Written request - Transcribe all the records exactly and omit any images they hold.
-- -- --
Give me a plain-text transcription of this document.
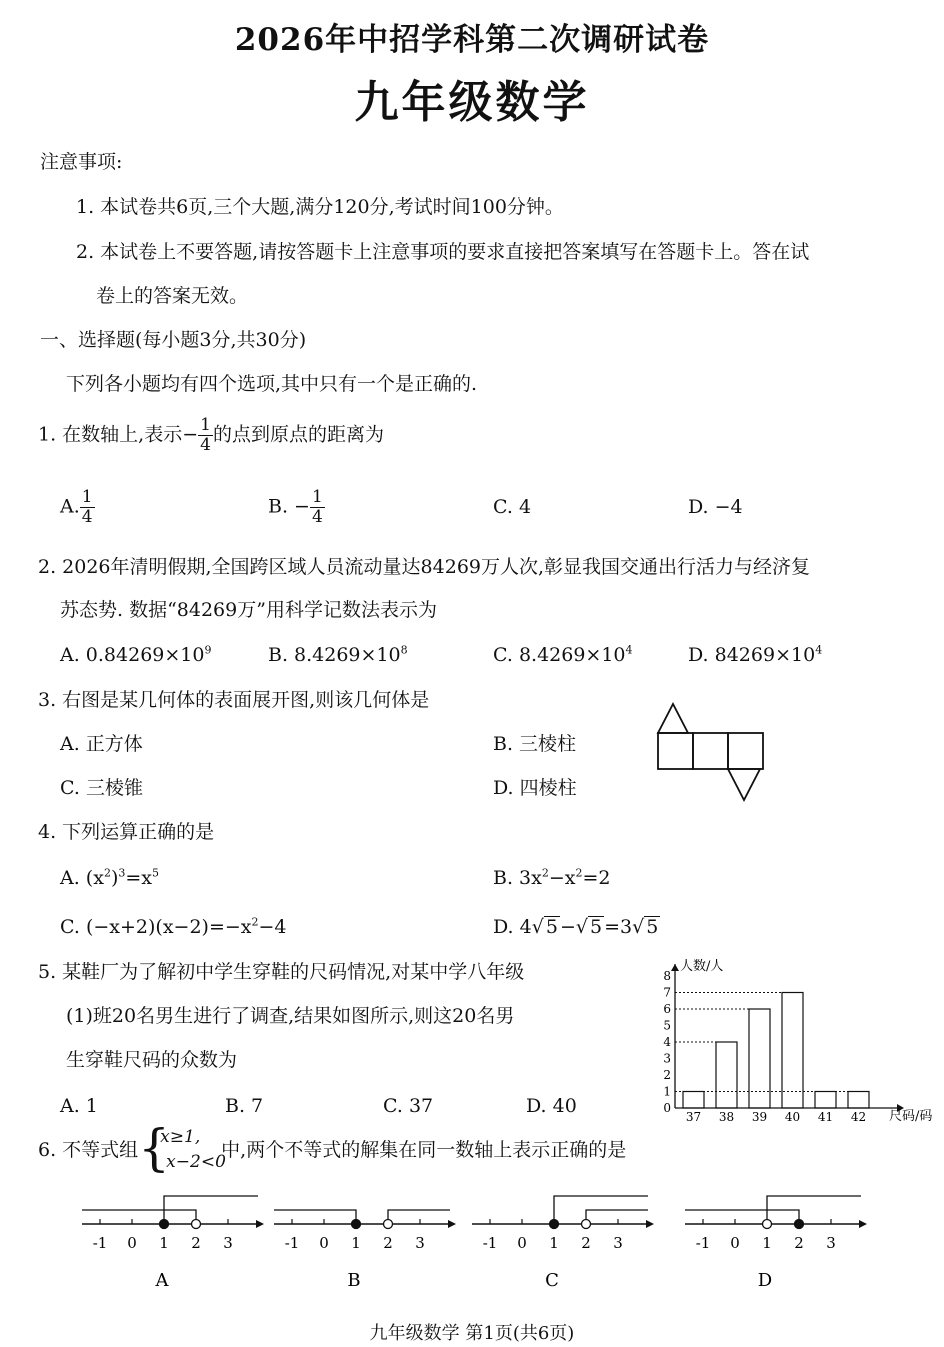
2026年中招学科第二次调研试卷
九年级数学
注意事项:
1. 本试卷共6页,三个大题,满分120分,考试时间100分钟。
2. 本试卷上不要答题,请按答题卡上注意事项的要求直接把答案填写在答题卡上。答在试
卷上的答案无效。
一、选择题(每小题3分,共30分)
下列各小题均有四个选项,其中只有一个是正确的.
1. 在数轴上,表示− $\frac{1}{4}$ 的点到原点的距离为
A. $\frac{1}{4}$	B. − $\frac{1}{4}$	C. 4	D. −4
2. 2026年清明假期,全国跨区域人员流动量达84269万人次,彰显我国交通出行活力与经济复
苏态势. 数据“84269万”用科学记数法表示为
A. $0.84269\times 10^9$	B. $8.4269\times 10^8$	C. $8.4269\times 10^4$	D. $84269\times 10^4$
3. 右图是某几何体的表面展开图,则该几何体是
A. 正方体	B. 三棱柱
C. 三棱锥	D. 四棱柱
4. 下列运算正确的是
A. $(x^2)^3=x^5$	B. $3x^2-x^2=2$
C. $(-x+2)(x-2)=-x^2-4$	D. 4√ 5 −√ 5 =3√ 5
5. 某鞋厂为了解初中学生穿鞋的尺码情况,对某中学八年级
(1)班20名男生进行了调查,结果如图所示,则这20名男
生穿鞋尺码的众数为
A. 1	B. 7	C. 37	D. 40	0
1
2
3
4
5
6
7
8
人数/人
尺码/码
37 38 39 40 41 42
6. 不等式组 {
x≥1,
x−2<0
中,两个不等式的解集在同一数轴上表示正确的是
-1 0 1 2 3
A
-1 0 1 2 3
B
-1 0 1 2 3
C
-1 0 1 2 3
D
九年级数学 第1页(共6页)
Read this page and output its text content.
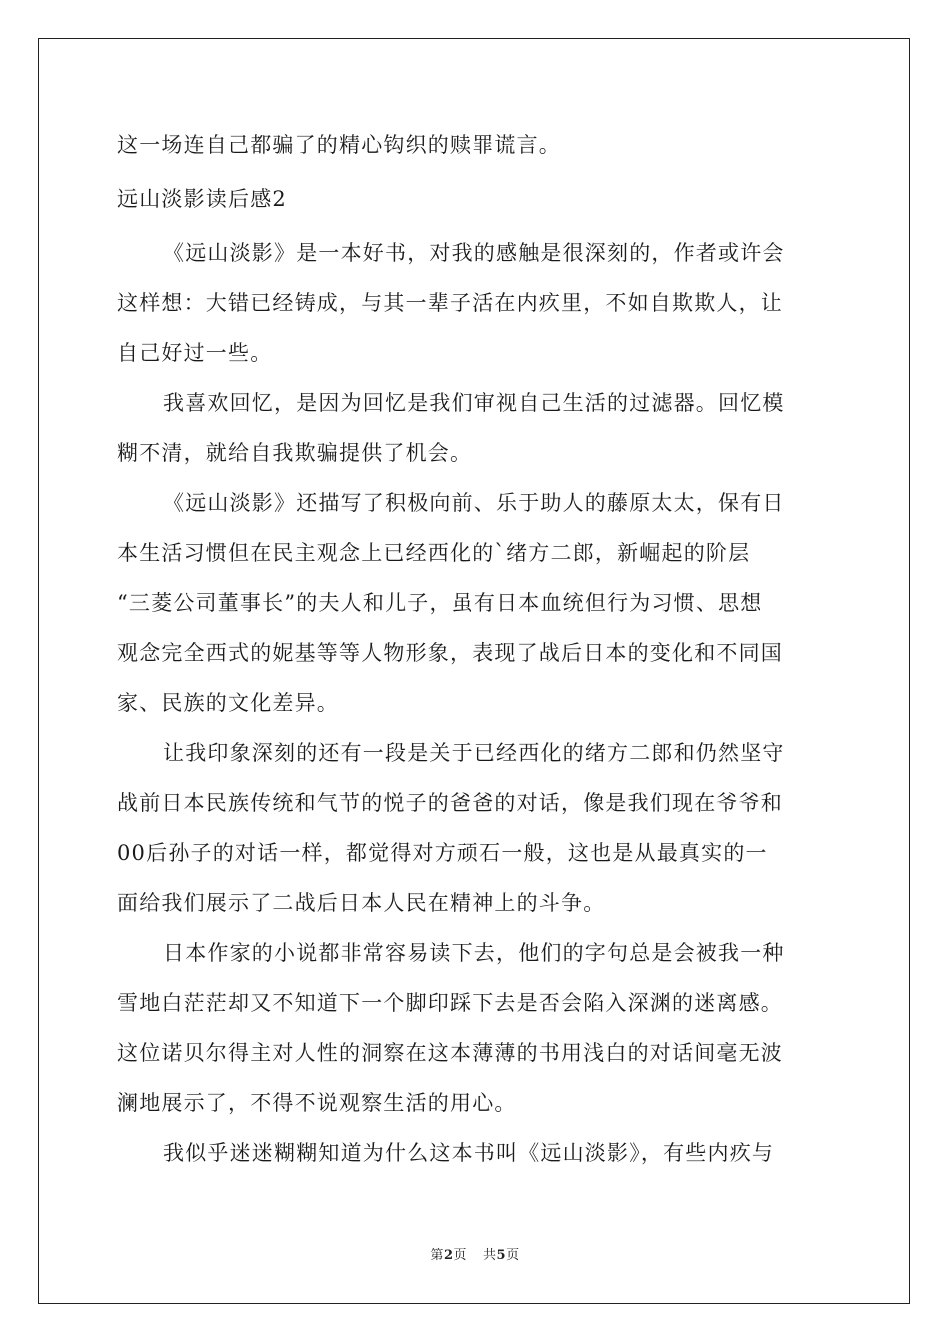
这一场连自己都骗了的精心钩织的赎罪谎言。

远山淡影读后感2

《远山淡影》是一本好书，对我的感触是很深刻的，作者或许会

这样想：大错已经铸成，与其一辈子活在内疚里，不如自欺欺人，让

自己好过一些。

我喜欢回忆，是因为回忆是我们审视自己生活的过滤器。回忆模

糊不清，就给自我欺骗提供了机会。

《远山淡影》还描写了积极向前、乐于助人的藤原太太，保有日

本生活习惯但在民主观念上已经西化的`绪方二郎，新崛起的阶层

“三菱公司董事长”的夫人和儿子，虽有日本血统但行为习惯、思想

观念完全西式的妮基等等人物形象，表现了战后日本的变化和不同国

家、民族的文化差异。

让我印象深刻的还有一段是关于已经西化的绪方二郎和仍然坚守

战前日本民族传统和气节的悦子的爸爸的对话，像是我们现在爷爷和

00后孙子的对话一样，都觉得对方顽石一般，这也是从最真实的一

面给我们展示了二战后日本人民在精神上的斗争。

日本作家的小说都非常容易读下去，他们的字句总是会被我一种

雪地白茫茫却又不知道下一个脚印踩下去是否会陷入深渊的迷离感。

这位诺贝尔得主对人性的洞察在这本薄薄的书用浅白的对话间毫无波

澜地展示了，不得不说观察生活的用心。

我似乎迷迷糊糊知道为什么这本书叫《远山淡影》，有些内疚与

第2页 共5页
-- -- --
Written answer -
Give me a plain-text transcription of this document.
2026年中招学科第二次调研试卷
九年级数学
注意事项:
1. 本试卷共6页,三个大题,满分120分,考试时间100分钟。
2. 本试卷上不要答题,请按答题卡上注意事项的要求直接把答案填写在答题卡上。答在试
卷上的答案无效。
一、选择题(每小题3分,共30分)
下列各小题均有四个选项,其中只有一个是正确的.
1. 在数轴上,表示− $\frac{1}{4}$ 的点到原点的距离为
A. $\frac{1}{4}$	B. − $\frac{1}{4}$	C. 4	D. −4
2. 2026年清明假期,全国跨区域人员流动量达84269万人次,彰显我国交通出行活力与经济复
苏态势. 数据“84269万”用科学记数法表示为
A. $0.84269\times 10^9$	B. $8.4269\times 10^8$	C. $8.4269\times 10^4$	D. $84269\times 10^4$
3. 右图是某几何体的表面展开图,则该几何体是
A. 正方体	B. 三棱柱
C. 三棱锥	D. 四棱柱
4. 下列运算正确的是
A. $(x^2)^3=x^5$	B. $3x^2-x^2=2$
C. $(-x+2)(x-2)=-x^2-4$	D. 4√ 5 −√ 5 =3√ 5
5. 某鞋厂为了解初中学生穿鞋的尺码情况,对某中学八年级
(1)班20名男生进行了调查,结果如图所示,则这20名男
生穿鞋尺码的众数为
A. 1	B. 7	C. 37	D. 40	0
1
2
3
4
5
6
7
8
人数/人
尺码/码
37 38 39 40 41 42
6. 不等式组 {
x≥1,
x−2<0
中,两个不等式的解集在同一数轴上表示正确的是
-1 0 1 2 3
A
-1 0 1 2 3
B
-1 0 1 2 3
C
-1 0 1 2 3
D
九年级数学 第1页(共6页)
Read this page and output its text content.
这一场连自己都骗了的精心钩织的赎罪谎言。

远山淡影读后感2

《远山淡影》是一本好书，对我的感触是很深刻的，作者或许会

这样想：大错已经铸成，与其一辈子活在内疚里，不如自欺欺人，让

自己好过一些。

我喜欢回忆，是因为回忆是我们审视自己生活的过滤器。回忆模

糊不清，就给自我欺骗提供了机会。

《远山淡影》还描写了积极向前、乐于助人的藤原太太，保有日

本生活习惯但在民主观念上已经西化的`绪方二郎，新崛起的阶层

“三菱公司董事长”的夫人和儿子，虽有日本血统但行为习惯、思想

观念完全西式的妮基等等人物形象，表现了战后日本的变化和不同国

家、民族的文化差异。

让我印象深刻的还有一段是关于已经西化的绪方二郎和仍然坚守

战前日本民族传统和气节的悦子的爸爸的对话，像是我们现在爷爷和

00后孙子的对话一样，都觉得对方顽石一般，这也是从最真实的一

面给我们展示了二战后日本人民在精神上的斗争。

日本作家的小说都非常容易读下去，他们的字句总是会被我一种

雪地白茫茫却又不知道下一个脚印踩下去是否会陷入深渊的迷离感。

这位诺贝尔得主对人性的洞察在这本薄薄的书用浅白的对话间毫无波

澜地展示了，不得不说观察生活的用心。

我似乎迷迷糊糊知道为什么这本书叫《远山淡影》，有些内疚与

第2页 共5页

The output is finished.